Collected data
— Start —

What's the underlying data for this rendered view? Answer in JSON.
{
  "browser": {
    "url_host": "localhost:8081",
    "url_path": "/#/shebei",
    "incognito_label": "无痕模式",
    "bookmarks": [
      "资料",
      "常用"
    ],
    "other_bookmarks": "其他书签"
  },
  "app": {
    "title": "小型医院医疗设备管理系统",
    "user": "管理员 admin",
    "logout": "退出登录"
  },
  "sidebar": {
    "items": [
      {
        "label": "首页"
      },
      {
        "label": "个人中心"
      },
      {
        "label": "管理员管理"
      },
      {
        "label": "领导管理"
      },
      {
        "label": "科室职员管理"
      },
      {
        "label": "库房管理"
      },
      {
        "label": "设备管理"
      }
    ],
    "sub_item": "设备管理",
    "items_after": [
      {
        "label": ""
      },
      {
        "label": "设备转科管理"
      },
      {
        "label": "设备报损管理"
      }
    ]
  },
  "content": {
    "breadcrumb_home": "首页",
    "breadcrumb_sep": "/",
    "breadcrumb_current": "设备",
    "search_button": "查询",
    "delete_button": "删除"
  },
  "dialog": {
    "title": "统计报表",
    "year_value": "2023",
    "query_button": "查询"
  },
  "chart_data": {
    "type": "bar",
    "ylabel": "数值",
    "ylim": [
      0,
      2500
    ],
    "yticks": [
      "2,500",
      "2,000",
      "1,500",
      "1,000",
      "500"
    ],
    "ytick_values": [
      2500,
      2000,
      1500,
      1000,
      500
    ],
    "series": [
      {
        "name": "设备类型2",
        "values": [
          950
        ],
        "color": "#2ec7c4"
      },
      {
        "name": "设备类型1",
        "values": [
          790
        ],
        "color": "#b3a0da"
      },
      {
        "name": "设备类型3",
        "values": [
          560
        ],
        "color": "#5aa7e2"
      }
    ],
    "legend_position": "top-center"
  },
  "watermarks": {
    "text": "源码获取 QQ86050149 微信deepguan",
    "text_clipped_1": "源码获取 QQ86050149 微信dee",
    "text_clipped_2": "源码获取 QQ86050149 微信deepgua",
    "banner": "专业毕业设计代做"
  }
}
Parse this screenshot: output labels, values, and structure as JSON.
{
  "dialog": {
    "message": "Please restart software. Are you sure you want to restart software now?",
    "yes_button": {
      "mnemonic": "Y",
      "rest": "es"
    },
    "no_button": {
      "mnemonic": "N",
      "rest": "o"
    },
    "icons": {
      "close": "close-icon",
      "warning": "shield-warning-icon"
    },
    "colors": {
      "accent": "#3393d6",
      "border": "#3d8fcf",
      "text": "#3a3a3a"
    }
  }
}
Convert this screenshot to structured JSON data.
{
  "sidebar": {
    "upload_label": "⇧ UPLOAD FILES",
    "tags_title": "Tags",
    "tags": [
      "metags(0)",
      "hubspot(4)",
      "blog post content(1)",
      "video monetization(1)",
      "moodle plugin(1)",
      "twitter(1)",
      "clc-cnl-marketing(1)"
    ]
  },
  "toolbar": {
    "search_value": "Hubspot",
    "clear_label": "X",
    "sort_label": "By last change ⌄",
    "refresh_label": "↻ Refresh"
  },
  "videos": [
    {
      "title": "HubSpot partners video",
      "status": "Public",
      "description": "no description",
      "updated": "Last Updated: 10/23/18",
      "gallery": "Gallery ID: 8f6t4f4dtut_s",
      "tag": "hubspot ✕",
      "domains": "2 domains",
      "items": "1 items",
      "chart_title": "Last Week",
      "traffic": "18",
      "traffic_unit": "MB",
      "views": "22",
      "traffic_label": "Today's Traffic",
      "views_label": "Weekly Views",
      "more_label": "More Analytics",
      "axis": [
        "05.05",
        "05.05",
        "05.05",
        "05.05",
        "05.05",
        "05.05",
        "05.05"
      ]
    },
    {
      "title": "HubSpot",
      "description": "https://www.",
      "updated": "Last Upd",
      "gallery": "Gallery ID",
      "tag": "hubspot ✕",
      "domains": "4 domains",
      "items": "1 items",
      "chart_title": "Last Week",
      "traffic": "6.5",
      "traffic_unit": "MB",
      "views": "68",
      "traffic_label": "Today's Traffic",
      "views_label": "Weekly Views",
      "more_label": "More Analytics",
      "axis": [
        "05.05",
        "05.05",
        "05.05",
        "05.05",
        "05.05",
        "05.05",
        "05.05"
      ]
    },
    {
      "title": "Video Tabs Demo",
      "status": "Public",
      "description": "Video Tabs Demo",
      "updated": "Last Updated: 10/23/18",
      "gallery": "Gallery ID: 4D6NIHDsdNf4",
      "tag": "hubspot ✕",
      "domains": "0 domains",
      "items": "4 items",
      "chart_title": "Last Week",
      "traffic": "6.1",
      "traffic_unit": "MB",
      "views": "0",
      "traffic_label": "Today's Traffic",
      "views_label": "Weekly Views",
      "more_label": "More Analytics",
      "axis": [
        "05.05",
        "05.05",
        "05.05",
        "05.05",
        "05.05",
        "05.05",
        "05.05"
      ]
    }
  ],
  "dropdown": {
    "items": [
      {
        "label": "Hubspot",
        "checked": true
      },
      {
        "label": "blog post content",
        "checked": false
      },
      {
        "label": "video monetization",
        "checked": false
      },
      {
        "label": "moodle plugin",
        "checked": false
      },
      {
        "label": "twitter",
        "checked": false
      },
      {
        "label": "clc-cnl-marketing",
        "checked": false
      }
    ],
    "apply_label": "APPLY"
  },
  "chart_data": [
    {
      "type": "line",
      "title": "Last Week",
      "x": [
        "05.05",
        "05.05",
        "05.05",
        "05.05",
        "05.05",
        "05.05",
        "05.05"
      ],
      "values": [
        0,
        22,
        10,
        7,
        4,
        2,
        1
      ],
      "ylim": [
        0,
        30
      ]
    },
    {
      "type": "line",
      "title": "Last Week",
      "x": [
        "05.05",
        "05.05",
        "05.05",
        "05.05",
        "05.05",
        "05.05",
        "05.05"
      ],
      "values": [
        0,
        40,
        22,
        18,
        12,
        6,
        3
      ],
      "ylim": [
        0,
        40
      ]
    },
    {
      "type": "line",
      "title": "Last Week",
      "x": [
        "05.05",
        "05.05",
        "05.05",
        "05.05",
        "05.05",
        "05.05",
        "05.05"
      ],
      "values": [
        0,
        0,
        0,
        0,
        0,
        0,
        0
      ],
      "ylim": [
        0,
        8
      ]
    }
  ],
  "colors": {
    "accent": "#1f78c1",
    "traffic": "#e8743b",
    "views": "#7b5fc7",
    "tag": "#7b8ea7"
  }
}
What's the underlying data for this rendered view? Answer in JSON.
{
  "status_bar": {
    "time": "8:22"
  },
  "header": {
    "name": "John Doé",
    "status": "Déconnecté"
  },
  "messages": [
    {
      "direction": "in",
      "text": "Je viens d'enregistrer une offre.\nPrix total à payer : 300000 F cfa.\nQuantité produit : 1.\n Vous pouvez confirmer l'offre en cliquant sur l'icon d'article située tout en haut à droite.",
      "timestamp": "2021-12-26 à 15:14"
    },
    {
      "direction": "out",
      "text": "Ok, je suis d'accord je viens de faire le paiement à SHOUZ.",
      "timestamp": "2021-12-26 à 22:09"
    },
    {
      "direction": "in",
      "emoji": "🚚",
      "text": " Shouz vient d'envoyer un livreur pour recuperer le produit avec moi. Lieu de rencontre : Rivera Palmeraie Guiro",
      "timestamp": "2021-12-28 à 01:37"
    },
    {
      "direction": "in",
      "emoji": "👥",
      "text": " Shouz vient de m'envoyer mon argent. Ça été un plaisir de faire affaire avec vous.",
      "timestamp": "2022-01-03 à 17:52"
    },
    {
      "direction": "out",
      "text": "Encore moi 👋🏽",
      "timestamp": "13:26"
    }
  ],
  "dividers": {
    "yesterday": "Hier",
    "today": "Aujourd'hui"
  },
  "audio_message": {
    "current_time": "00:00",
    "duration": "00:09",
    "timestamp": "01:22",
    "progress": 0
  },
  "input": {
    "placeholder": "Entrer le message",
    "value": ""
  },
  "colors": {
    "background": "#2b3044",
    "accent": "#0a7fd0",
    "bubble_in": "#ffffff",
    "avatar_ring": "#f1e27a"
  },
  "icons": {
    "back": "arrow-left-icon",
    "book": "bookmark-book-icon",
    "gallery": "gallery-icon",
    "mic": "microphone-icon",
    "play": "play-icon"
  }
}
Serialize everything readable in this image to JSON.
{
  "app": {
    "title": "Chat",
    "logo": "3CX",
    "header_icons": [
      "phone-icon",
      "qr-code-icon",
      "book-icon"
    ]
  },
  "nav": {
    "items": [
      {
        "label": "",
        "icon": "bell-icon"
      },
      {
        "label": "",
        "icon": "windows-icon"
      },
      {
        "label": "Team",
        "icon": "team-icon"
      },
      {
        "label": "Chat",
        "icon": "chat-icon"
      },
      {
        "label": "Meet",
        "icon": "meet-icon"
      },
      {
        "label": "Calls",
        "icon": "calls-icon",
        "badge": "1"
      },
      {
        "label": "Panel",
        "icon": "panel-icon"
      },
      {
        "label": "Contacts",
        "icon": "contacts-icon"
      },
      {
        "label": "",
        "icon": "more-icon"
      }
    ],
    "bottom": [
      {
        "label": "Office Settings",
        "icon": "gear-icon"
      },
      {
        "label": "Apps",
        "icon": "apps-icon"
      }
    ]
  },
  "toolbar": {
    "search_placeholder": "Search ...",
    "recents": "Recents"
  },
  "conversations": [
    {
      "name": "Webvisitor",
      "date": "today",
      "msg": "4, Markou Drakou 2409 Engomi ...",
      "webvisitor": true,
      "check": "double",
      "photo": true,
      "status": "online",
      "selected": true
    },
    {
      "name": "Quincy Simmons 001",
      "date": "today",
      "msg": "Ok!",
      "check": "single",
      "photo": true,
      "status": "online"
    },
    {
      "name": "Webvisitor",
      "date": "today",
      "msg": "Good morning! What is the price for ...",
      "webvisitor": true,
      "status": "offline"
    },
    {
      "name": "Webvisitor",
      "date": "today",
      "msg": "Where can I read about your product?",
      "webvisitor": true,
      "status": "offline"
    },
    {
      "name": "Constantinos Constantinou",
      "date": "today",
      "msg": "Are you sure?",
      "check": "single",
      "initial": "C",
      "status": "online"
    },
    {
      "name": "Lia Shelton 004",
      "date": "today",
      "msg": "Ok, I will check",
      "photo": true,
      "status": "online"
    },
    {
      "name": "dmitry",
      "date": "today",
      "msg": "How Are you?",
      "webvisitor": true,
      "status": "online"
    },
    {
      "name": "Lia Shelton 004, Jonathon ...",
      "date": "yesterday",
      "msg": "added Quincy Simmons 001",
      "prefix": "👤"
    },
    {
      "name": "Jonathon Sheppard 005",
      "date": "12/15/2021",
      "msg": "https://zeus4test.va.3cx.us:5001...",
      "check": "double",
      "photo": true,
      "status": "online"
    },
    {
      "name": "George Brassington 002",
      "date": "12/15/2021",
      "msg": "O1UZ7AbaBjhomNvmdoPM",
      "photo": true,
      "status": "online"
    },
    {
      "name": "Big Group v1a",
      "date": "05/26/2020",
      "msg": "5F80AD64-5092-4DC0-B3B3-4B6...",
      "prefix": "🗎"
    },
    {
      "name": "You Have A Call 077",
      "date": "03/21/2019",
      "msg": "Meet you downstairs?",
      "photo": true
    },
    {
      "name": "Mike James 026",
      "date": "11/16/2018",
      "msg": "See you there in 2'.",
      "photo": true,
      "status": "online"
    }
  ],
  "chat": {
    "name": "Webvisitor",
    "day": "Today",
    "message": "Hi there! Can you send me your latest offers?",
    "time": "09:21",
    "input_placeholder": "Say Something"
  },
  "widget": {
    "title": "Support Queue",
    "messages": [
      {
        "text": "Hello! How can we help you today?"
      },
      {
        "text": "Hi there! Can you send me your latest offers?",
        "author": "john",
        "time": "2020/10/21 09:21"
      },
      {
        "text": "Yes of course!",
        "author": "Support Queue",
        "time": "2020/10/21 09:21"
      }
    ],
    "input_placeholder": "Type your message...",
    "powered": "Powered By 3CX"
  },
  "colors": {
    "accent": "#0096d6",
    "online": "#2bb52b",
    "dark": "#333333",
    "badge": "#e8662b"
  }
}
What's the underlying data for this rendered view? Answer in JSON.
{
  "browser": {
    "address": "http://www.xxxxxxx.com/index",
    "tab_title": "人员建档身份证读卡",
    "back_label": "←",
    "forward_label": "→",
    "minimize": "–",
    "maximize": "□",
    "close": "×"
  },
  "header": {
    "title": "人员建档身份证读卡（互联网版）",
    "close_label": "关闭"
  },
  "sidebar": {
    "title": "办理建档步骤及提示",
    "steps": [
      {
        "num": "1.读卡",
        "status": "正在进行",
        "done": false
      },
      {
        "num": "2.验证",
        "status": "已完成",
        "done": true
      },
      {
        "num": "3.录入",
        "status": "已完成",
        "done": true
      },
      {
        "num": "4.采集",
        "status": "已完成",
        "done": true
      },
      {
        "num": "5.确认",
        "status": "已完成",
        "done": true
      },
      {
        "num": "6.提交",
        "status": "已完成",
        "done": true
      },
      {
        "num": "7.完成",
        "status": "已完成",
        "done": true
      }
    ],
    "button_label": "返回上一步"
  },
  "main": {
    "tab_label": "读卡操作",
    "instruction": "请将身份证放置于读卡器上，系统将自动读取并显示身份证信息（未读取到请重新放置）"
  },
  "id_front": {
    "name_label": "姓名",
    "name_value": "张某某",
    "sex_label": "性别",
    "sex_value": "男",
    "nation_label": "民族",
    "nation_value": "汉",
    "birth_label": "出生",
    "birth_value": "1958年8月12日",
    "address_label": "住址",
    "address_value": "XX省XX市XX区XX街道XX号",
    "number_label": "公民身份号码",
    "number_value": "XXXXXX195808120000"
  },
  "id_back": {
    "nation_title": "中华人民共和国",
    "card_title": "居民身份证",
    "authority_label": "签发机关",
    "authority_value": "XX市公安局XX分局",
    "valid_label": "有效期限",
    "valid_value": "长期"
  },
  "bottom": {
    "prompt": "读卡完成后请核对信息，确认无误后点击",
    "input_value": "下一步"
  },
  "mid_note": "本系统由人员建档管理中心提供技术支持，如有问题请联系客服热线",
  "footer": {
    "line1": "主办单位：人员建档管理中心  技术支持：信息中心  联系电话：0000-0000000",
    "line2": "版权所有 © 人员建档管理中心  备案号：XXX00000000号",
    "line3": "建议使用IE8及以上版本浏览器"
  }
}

— End —

• [Task details] Find the lines containing "accent" and pull them out.

• [Full answer]
      "accent": "#3393d6",
    "accent": "#1f78c1",
    "accent": "#0a7fd0",
    "accent": "#0096d6",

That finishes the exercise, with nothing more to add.